Required task |
Say how many lines in the data below contain the word "stress", and give no other text.

[Excerpts from a figure dataset]
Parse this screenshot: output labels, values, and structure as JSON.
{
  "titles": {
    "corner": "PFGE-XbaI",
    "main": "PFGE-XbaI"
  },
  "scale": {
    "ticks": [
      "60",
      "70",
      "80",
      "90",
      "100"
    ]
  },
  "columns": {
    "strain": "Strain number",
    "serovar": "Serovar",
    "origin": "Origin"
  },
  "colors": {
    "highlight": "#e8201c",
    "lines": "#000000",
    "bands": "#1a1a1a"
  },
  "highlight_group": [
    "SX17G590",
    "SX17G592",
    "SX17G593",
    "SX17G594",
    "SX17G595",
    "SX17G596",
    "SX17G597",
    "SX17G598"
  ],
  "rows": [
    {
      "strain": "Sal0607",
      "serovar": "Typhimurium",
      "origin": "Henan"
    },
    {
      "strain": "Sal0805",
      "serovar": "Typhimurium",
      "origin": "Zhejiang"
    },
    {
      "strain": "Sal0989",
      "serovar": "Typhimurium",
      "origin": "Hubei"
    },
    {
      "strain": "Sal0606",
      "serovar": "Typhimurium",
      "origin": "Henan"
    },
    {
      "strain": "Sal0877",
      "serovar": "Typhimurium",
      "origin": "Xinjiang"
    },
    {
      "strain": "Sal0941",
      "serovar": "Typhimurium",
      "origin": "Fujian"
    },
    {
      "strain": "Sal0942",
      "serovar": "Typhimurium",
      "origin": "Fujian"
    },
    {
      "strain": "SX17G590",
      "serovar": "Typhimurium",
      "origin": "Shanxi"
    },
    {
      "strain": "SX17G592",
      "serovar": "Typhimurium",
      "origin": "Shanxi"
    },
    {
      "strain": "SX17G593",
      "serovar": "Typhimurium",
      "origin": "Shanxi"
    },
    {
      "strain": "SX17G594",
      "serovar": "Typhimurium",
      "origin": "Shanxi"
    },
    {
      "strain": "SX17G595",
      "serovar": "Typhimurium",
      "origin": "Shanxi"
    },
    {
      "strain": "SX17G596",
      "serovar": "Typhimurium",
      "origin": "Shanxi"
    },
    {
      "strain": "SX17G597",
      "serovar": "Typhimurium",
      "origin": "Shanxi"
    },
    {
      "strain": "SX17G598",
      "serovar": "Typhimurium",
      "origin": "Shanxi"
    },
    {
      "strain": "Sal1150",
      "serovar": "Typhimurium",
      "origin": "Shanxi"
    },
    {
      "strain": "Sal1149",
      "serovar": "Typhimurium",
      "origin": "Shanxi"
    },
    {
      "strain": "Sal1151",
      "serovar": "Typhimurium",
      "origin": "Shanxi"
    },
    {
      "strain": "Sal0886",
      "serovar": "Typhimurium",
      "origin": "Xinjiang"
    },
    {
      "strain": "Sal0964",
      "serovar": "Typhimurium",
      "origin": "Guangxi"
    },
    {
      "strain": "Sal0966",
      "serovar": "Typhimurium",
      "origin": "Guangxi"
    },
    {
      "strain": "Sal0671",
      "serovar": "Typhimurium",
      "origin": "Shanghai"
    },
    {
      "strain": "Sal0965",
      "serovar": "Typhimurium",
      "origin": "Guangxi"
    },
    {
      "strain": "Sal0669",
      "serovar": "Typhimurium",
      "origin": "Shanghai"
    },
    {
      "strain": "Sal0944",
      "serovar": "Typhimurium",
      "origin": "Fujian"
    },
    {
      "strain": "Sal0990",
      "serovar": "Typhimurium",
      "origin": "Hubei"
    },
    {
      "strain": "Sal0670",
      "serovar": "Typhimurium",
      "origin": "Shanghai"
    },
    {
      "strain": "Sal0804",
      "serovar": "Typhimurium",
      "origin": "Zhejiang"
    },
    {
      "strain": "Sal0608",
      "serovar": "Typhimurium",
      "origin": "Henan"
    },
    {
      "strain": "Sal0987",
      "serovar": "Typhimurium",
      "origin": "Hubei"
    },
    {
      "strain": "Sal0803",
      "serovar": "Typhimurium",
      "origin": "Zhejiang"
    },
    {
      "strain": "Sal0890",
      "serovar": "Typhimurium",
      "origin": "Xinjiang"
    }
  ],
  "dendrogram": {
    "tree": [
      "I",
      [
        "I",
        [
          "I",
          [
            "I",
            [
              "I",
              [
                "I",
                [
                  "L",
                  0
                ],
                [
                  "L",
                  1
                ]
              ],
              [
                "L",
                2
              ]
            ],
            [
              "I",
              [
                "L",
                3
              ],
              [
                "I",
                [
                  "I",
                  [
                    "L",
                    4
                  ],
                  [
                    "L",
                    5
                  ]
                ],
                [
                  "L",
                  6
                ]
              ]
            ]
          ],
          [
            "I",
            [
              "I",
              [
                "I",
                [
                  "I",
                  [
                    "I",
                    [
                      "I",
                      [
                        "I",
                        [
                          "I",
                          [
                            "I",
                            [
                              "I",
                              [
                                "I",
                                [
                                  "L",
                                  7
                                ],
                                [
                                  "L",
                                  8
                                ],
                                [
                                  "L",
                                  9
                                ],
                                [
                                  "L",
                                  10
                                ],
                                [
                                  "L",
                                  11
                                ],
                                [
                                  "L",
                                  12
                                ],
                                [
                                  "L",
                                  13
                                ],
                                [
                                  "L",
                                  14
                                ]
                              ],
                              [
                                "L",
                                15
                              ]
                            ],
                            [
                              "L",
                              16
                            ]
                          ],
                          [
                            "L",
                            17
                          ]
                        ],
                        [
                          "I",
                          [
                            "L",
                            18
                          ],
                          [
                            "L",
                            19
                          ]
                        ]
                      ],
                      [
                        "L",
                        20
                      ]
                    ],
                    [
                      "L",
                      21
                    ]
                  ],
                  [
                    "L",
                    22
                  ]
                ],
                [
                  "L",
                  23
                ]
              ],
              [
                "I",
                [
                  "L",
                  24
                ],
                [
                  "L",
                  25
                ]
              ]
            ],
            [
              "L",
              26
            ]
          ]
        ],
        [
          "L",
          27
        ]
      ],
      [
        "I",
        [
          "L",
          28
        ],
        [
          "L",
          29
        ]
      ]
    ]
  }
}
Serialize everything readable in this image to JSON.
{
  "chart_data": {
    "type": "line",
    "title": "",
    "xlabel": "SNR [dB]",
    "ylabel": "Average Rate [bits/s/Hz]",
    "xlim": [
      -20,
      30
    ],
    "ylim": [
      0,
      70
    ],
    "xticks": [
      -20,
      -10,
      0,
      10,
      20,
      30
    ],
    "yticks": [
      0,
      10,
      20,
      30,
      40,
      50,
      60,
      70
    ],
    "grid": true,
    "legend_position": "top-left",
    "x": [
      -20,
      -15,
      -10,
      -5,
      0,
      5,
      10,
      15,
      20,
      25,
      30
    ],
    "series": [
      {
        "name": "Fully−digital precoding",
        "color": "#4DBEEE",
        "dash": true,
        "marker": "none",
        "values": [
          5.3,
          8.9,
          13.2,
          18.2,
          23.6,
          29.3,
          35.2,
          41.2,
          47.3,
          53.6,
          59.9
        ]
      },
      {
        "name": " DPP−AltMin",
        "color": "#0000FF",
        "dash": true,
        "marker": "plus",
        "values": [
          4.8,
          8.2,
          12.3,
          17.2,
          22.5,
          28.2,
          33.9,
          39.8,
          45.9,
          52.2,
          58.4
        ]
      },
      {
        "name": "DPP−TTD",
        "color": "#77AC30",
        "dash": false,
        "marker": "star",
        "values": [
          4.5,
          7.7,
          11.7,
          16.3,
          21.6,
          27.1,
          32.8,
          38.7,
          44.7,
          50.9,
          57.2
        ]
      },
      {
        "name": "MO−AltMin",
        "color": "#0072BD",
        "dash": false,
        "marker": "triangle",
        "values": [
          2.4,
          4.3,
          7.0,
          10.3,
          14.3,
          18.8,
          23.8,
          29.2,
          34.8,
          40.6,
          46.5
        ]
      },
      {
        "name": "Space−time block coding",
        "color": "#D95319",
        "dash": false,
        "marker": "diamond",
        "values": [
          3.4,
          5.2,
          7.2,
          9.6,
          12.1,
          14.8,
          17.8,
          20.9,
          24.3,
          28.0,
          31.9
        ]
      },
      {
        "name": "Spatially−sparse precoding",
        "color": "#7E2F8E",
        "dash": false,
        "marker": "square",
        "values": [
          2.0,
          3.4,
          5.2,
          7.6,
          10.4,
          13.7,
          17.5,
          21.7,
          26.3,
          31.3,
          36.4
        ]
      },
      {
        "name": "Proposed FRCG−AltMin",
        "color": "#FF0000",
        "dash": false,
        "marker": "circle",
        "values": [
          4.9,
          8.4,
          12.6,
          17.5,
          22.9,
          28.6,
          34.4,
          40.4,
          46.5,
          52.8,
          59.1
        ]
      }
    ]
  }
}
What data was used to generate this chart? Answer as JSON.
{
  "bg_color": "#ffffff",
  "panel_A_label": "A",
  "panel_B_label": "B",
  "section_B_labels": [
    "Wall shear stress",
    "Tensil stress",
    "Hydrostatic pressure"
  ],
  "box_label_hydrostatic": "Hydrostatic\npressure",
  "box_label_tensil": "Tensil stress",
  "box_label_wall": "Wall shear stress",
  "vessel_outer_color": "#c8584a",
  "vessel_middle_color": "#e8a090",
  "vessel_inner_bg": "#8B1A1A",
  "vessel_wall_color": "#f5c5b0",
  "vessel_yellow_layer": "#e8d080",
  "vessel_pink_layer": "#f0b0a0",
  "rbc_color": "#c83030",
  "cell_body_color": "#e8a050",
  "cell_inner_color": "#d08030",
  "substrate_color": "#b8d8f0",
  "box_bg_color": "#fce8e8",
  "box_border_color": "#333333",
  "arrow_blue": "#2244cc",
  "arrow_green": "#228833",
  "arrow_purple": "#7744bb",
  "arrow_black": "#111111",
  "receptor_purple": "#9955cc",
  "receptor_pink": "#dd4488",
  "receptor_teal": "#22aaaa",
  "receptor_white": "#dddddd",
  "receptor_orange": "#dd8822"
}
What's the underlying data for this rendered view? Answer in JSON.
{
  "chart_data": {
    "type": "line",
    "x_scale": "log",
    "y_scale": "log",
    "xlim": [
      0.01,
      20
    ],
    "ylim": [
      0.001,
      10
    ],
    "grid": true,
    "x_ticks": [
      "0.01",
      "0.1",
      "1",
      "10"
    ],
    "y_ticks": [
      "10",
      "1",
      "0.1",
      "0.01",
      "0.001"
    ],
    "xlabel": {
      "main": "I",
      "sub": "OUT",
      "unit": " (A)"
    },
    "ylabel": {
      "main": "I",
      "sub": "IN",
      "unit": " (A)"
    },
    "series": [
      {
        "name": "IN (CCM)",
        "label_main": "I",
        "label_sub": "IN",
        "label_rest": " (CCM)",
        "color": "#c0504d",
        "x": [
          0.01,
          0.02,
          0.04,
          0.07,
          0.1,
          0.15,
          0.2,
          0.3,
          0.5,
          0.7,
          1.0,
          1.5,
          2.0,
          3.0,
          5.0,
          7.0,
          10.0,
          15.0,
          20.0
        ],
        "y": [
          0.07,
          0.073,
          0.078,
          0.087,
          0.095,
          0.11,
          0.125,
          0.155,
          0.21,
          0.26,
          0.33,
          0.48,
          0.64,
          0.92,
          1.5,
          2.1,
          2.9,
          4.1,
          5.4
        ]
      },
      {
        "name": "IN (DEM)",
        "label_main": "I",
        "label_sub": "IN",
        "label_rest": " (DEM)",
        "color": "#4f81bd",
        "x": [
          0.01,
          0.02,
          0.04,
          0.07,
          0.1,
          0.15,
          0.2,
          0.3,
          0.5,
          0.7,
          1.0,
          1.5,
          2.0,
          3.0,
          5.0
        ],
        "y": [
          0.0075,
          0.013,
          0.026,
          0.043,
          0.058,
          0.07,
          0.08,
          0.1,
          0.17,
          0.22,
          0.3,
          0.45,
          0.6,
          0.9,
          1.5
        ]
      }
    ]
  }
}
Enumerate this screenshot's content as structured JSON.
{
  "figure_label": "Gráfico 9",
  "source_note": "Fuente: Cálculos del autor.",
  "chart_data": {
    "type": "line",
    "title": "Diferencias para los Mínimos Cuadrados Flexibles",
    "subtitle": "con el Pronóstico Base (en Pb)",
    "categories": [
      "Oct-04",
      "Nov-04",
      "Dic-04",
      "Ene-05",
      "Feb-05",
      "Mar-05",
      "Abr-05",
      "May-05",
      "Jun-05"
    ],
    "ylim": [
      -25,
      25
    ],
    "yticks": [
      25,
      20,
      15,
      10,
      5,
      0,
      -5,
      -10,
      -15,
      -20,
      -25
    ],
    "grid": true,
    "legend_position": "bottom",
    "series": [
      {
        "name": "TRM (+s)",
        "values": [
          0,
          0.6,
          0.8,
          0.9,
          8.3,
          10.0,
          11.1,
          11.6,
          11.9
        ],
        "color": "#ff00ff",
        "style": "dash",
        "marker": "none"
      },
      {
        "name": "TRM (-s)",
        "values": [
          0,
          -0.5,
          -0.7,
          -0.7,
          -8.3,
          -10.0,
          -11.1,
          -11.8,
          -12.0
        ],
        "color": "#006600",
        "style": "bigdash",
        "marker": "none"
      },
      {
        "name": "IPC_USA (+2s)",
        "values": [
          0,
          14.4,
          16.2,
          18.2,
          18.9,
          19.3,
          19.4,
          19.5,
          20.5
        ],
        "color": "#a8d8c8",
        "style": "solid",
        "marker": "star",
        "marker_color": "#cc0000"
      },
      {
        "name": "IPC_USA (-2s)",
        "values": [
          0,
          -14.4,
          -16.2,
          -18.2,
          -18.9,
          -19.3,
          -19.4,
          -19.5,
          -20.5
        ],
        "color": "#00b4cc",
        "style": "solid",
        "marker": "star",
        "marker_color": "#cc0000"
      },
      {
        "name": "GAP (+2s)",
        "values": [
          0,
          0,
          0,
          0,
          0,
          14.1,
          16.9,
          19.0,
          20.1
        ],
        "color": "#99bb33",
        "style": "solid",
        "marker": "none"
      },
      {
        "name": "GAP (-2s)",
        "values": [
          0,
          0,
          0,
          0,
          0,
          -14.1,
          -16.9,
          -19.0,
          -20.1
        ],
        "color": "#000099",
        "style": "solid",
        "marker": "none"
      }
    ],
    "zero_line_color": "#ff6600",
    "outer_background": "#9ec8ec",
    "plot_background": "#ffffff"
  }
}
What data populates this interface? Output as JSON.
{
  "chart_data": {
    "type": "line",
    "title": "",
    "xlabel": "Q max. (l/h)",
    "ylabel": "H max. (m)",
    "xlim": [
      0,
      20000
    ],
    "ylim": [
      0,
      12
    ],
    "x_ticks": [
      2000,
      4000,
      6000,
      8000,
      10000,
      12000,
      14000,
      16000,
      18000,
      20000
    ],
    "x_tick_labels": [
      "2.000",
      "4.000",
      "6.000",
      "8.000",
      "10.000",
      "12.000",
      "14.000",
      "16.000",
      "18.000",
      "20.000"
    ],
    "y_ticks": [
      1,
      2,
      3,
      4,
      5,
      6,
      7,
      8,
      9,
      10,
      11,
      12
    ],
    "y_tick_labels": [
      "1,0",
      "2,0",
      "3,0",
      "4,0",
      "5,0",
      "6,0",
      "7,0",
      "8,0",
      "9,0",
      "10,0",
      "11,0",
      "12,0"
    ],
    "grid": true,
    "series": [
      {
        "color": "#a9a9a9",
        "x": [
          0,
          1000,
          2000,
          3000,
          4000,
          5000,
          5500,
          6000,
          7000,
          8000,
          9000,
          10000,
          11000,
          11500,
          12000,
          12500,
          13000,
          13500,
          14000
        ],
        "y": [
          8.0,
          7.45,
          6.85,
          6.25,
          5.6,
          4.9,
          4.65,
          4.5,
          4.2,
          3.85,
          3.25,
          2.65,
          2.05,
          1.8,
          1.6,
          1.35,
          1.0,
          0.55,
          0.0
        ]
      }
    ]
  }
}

Written solution |
4